Extracted records:
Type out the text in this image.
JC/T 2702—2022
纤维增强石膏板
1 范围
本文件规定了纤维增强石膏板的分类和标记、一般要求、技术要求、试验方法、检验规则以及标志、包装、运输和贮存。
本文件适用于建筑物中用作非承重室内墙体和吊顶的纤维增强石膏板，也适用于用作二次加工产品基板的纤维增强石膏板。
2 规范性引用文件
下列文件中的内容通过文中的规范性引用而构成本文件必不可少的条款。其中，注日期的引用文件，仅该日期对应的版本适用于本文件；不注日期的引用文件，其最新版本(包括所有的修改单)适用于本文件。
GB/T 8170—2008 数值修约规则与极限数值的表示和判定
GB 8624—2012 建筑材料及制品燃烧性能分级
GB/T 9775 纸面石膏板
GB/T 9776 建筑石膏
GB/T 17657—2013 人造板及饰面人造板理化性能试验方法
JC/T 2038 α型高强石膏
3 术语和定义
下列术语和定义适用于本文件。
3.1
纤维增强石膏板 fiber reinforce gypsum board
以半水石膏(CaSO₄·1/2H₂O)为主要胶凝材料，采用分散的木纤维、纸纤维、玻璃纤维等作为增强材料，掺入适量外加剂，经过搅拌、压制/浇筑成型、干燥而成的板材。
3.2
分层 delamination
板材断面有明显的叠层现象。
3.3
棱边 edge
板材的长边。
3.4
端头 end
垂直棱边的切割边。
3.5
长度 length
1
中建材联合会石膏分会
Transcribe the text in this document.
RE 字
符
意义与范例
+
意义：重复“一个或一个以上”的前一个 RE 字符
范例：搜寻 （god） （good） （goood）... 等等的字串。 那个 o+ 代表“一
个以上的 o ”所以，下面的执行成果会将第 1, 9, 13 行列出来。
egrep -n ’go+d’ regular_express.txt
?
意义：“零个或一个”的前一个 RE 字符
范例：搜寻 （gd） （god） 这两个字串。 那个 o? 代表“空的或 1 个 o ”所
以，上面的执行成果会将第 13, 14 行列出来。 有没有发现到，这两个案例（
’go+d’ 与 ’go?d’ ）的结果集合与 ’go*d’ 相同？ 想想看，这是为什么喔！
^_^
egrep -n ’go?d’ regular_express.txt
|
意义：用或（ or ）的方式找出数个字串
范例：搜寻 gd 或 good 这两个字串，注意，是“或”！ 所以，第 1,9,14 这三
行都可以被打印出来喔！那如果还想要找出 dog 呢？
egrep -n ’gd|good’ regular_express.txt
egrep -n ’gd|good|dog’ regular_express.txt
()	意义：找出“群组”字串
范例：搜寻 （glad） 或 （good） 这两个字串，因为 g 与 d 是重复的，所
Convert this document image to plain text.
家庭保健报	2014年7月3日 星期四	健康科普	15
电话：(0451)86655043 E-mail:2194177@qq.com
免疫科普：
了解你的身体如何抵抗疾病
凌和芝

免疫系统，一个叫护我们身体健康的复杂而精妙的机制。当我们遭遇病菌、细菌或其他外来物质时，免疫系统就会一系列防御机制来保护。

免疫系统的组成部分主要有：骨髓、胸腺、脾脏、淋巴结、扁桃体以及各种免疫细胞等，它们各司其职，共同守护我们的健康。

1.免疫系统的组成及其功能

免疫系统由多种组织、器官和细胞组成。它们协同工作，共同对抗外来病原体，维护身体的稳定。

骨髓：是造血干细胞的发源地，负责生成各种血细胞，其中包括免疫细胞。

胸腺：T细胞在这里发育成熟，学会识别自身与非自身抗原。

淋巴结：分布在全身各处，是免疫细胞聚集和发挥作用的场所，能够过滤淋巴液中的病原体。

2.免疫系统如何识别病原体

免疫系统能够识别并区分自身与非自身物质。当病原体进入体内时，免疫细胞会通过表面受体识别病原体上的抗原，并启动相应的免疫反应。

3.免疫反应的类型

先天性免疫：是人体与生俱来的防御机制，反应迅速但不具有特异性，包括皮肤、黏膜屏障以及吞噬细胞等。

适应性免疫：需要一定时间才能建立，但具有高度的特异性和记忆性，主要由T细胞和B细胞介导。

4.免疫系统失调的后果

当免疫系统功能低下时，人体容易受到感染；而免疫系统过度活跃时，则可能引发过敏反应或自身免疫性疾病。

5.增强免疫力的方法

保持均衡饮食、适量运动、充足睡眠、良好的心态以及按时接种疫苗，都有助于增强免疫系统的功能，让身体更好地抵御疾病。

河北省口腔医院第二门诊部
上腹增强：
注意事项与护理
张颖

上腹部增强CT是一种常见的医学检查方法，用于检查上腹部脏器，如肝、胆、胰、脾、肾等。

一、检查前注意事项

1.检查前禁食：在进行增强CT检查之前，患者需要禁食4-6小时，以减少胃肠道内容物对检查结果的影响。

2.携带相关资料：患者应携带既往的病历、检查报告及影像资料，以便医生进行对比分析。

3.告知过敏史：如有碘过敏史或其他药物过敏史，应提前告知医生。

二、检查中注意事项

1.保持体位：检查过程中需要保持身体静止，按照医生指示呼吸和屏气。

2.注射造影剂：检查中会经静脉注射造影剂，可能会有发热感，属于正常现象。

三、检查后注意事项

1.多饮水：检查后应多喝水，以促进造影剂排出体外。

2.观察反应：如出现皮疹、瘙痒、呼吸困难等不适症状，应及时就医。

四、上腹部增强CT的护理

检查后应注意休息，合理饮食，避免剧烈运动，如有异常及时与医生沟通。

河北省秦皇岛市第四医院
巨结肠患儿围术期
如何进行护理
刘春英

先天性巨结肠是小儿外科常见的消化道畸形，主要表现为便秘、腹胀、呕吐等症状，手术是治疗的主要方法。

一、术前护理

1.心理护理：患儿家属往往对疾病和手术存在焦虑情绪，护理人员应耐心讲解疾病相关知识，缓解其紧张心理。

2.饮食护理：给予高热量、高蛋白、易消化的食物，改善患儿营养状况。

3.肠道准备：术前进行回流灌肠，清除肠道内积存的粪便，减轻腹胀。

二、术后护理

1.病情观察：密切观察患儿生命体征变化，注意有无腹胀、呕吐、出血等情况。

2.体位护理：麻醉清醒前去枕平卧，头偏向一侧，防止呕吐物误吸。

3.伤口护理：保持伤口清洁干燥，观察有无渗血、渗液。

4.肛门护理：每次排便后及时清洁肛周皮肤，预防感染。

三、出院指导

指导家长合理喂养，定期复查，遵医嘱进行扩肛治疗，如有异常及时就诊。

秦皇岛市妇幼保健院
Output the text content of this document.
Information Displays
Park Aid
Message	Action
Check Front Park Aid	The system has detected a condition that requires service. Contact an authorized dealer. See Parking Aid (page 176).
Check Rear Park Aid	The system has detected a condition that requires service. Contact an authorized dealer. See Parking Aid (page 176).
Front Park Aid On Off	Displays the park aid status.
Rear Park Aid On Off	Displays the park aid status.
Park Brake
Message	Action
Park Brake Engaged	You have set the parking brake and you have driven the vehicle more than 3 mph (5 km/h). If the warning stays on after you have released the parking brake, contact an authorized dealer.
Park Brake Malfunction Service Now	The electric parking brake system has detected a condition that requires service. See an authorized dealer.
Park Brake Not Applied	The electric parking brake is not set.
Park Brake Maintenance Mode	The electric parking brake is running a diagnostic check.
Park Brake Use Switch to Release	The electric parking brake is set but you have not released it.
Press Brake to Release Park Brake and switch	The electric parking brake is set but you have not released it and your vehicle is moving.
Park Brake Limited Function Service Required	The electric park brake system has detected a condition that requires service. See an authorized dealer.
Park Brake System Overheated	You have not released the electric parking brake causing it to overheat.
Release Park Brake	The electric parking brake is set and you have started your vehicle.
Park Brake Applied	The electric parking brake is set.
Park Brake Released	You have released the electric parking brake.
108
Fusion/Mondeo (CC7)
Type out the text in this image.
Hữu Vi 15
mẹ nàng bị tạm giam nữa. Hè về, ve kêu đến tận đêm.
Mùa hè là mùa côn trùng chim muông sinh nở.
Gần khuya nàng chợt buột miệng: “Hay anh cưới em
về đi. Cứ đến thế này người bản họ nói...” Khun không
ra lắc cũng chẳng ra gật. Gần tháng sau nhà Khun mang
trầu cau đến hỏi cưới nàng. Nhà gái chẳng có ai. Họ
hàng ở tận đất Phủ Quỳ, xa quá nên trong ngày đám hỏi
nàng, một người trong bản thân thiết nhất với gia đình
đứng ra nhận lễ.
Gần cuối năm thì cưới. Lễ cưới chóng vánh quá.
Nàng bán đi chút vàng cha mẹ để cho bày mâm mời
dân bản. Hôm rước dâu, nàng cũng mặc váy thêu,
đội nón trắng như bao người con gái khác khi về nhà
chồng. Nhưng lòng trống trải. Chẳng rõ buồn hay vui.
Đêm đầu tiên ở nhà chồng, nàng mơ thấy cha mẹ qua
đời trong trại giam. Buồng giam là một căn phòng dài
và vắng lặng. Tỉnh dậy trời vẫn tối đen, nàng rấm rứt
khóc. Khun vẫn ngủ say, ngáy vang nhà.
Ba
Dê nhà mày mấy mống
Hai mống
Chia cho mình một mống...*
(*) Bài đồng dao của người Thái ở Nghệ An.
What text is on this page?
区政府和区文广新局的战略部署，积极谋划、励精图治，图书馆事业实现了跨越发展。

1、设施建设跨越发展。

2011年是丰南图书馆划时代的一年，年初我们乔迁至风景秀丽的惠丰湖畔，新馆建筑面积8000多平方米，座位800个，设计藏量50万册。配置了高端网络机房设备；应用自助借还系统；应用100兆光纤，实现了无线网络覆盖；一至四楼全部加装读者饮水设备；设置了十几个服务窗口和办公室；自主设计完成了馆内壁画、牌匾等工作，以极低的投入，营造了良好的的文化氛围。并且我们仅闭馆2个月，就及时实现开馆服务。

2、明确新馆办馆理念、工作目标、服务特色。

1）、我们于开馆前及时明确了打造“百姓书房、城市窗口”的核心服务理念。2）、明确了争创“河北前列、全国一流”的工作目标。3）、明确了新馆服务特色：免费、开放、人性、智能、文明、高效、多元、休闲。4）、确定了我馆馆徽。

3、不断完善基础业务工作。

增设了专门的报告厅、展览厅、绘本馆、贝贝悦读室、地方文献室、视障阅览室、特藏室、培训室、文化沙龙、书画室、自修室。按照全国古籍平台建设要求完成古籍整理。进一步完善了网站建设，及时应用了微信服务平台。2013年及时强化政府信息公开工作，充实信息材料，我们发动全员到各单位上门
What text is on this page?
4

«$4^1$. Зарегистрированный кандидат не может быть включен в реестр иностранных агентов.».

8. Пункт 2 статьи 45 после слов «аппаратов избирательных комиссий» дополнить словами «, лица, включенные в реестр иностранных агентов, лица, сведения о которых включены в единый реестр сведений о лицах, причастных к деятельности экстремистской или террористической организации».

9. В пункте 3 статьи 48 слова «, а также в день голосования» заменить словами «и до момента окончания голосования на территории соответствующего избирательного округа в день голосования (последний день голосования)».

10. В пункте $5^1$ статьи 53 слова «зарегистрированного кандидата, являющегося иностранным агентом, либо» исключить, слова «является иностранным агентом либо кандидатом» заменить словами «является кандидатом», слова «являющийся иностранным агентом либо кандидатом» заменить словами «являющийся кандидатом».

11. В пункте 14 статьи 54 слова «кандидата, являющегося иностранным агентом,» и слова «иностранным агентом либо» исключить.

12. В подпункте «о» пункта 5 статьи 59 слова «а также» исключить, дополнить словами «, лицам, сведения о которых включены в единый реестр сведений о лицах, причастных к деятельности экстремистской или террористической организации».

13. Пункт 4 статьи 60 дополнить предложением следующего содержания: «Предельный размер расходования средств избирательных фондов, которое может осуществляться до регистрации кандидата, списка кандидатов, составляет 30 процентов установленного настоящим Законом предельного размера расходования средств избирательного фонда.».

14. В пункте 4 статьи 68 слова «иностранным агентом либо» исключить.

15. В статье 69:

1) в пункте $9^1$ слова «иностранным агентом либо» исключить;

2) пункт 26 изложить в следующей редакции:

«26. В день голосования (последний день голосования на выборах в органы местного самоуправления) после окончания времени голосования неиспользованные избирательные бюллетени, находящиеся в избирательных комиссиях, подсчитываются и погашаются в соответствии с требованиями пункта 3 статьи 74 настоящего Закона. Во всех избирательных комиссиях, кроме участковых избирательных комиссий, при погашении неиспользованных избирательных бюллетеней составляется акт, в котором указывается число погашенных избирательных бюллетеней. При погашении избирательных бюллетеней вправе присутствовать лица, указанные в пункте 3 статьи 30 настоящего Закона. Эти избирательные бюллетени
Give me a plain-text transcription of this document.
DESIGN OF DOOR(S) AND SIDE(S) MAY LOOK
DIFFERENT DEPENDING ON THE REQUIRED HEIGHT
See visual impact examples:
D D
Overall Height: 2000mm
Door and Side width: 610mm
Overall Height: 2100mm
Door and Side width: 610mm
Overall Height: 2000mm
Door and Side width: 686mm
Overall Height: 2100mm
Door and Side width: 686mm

WORK TO DO :: The required output is the span of lines from the one containing "Give me a plain-text" to the last line, reproduced character for character.

SOLUTION FOR THIS PROBLEM ::
Give me a plain-text transcription of this document.
DESIGN OF DOOR(S) AND SIDE(S) MAY LOOK
DIFFERENT DEPENDING ON THE REQUIRED HEIGHT
See visual impact examples:
D D
Overall Height: 2000mm
Door and Side width: 610mm
Overall Height: 2100mm
Door and Side width: 610mm
Overall Height: 2000mm
Door and Side width: 686mm
Overall Height: 2100mm
Door and Side width: 686mm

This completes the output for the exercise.